──────── DATA EXCERPTS ────────

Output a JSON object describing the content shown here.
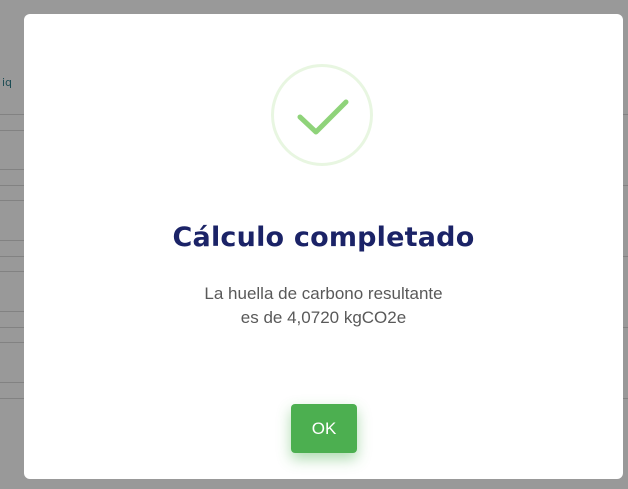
{
  "background": {
    "partial_text": "iq"
  },
  "dialog": {
    "title": "Cálculo completado",
    "message_line1": "La huella de carbono resultante",
    "message_line2": "es de 4,0720 kgCO2e",
    "ok_label": "OK",
    "icon": "check-icon"
  },
  "colors": {
    "title": "#1b2367",
    "success": "#4caf50",
    "check": "#8fd37a",
    "message": "#595959"
  }
}
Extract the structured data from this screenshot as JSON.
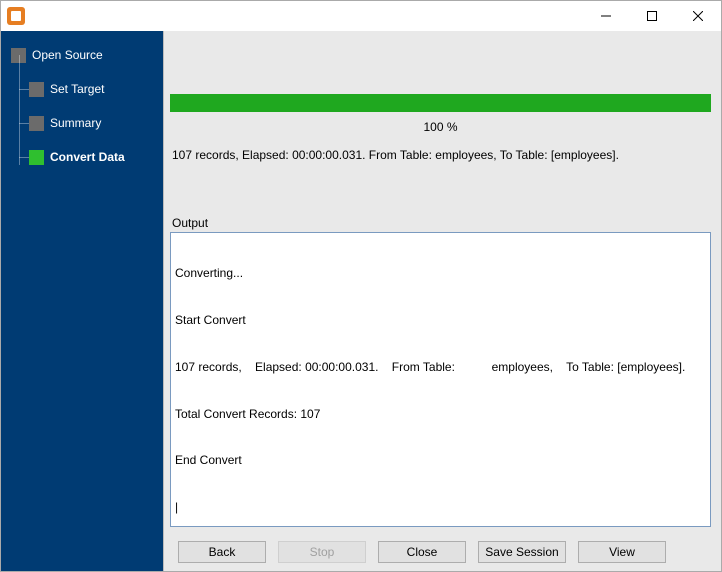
{
  "nav": {
    "root": "Open Source",
    "items": [
      {
        "label": "Set Target"
      },
      {
        "label": "Summary"
      },
      {
        "label": "Convert Data",
        "active": true
      }
    ]
  },
  "progress": {
    "percent_text": "100 %"
  },
  "status_line": "107 records,     Elapsed: 00:00:00.031.     From Table:           employees,     To Table: [employees].",
  "output": {
    "label": "Output",
    "lines": [
      "Converting...",
      "Start Convert",
      "107 records,    Elapsed: 00:00:00.031.    From Table:           employees,    To Table: [employees].",
      "Total Convert Records: 107",
      "End Convert"
    ]
  },
  "buttons": {
    "back": "Back",
    "stop": "Stop",
    "close": "Close",
    "save_session": "Save Session",
    "view": "View"
  }
}
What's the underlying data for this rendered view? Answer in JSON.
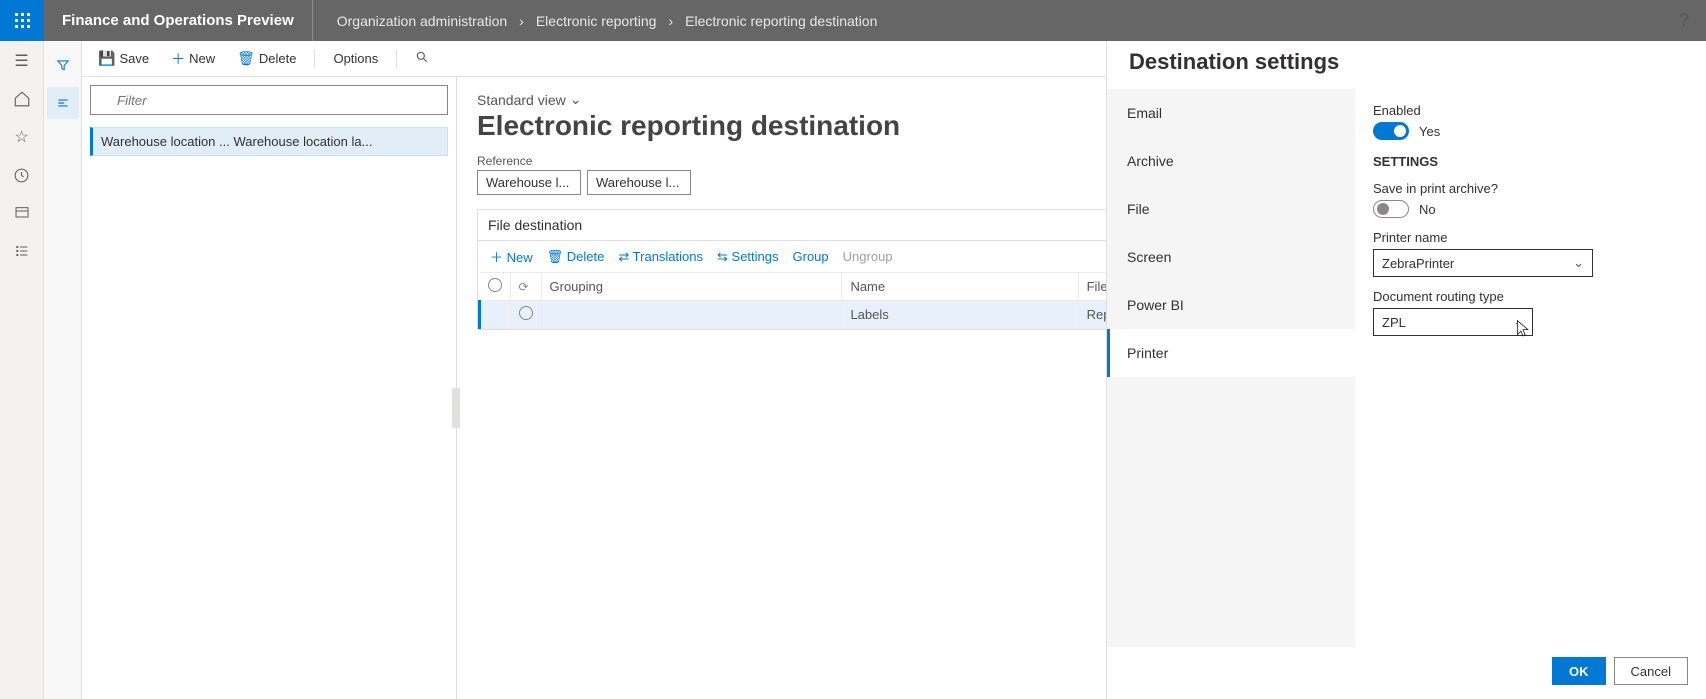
{
  "header": {
    "app_title": "Finance and Operations Preview",
    "breadcrumbs": [
      "Organization administration",
      "Electronic reporting",
      "Electronic reporting destination"
    ]
  },
  "actions": {
    "save": "Save",
    "new": "New",
    "delete": "Delete",
    "options": "Options"
  },
  "left": {
    "filter_placeholder": "Filter",
    "list_item": "Warehouse location ...   Warehouse location la..."
  },
  "main": {
    "view": "Standard view",
    "title": "Electronic reporting destination",
    "reference_label": "Reference",
    "ref1": "Warehouse l...",
    "ref2": "Warehouse l...",
    "section_title": "File destination",
    "toolbar": {
      "new": "New",
      "delete": "Delete",
      "translations": "Translations",
      "settings": "Settings",
      "group": "Group",
      "ungroup": "Ungroup"
    },
    "columns": {
      "grouping": "Grouping",
      "name": "Name",
      "file_component": "File component name"
    },
    "row": {
      "name": "Labels",
      "file_component": "Report"
    }
  },
  "panel": {
    "title": "Destination settings",
    "tabs": [
      "Email",
      "Archive",
      "File",
      "Screen",
      "Power BI",
      "Printer"
    ],
    "active_tab": "Printer",
    "enabled_label": "Enabled",
    "enabled_value": "Yes",
    "settings_header": "SETTINGS",
    "save_archive_label": "Save in print archive?",
    "save_archive_value": "No",
    "printer_name_label": "Printer name",
    "printer_name_value": "ZebraPrinter",
    "routing_label": "Document routing type",
    "routing_value": "ZPL",
    "ok": "OK",
    "cancel": "Cancel"
  }
}
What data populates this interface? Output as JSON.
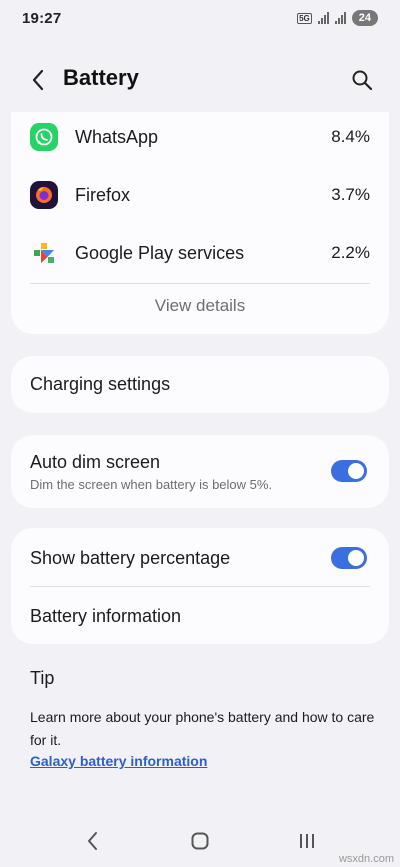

────────

▶ TO BE DONE:
The records above are to be restated exactly, without their pictures.

▶ THE OUTPUT:
Output a JSON object describing the content shown here.
{
  "background": {
    "partial_text": "iq"
  },
  "dialog": {
    "title": "Cálculo completado",
    "message_line1": "La huella de carbono resultante",
    "message_line2": "es de 4,0720 kgCO2e",
    "ok_label": "OK",
    "icon": "check-icon"
  },
  "colors": {
    "title": "#1b2367",
    "success": "#4caf50",
    "check": "#8fd37a",
    "message": "#595959"
  }
}
Extract the structured data from this screenshot as JSON.
{
  "nav": {
    "root": "Open Source",
    "items": [
      {
        "label": "Set Target"
      },
      {
        "label": "Summary"
      },
      {
        "label": "Convert Data",
        "active": true
      }
    ]
  },
  "progress": {
    "percent_text": "100 %"
  },
  "status_line": "107 records,     Elapsed: 00:00:00.031.     From Table:           employees,     To Table: [employees].",
  "output": {
    "label": "Output",
    "lines": [
      "Converting...",
      "Start Convert",
      "107 records,    Elapsed: 00:00:00.031.    From Table:           employees,    To Table: [employees].",
      "Total Convert Records: 107",
      "End Convert"
    ]
  },
  "buttons": {
    "back": "Back",
    "stop": "Stop",
    "close": "Close",
    "save_session": "Save Session",
    "view": "View"
  }
}
What's the underlying data for this rendered view? Answer in JSON.
{
  "header": {
    "app_title": "Finance and Operations Preview",
    "breadcrumbs": [
      "Organization administration",
      "Electronic reporting",
      "Electronic reporting destination"
    ]
  },
  "actions": {
    "save": "Save",
    "new": "New",
    "delete": "Delete",
    "options": "Options"
  },
  "left": {
    "filter_placeholder": "Filter",
    "list_item": "Warehouse location ...   Warehouse location la..."
  },
  "main": {
    "view": "Standard view",
    "title": "Electronic reporting destination",
    "reference_label": "Reference",
    "ref1": "Warehouse l...",
    "ref2": "Warehouse l...",
    "section_title": "File destination",
    "toolbar": {
      "new": "New",
      "delete": "Delete",
      "translations": "Translations",
      "settings": "Settings",
      "group": "Group",
      "ungroup": "Ungroup"
    },
    "columns": {
      "grouping": "Grouping",
      "name": "Name",
      "file_component": "File component name"
    },
    "row": {
      "name": "Labels",
      "file_component": "Report"
    }
  },
  "panel": {
    "title": "Destination settings",
    "tabs": [
      "Email",
      "Archive",
      "File",
      "Screen",
      "Power BI",
      "Printer"
    ],
    "active_tab": "Printer",
    "enabled_label": "Enabled",
    "enabled_value": "Yes",
    "settings_header": "SETTINGS",
    "save_archive_label": "Save in print archive?",
    "save_archive_value": "No",
    "printer_name_label": "Printer name",
    "printer_name_value": "ZebraPrinter",
    "routing_label": "Document routing type",
    "routing_value": "ZPL",
    "ok": "OK",
    "cancel": "Cancel"
  }
}
What data populates this interface? Output as JSON.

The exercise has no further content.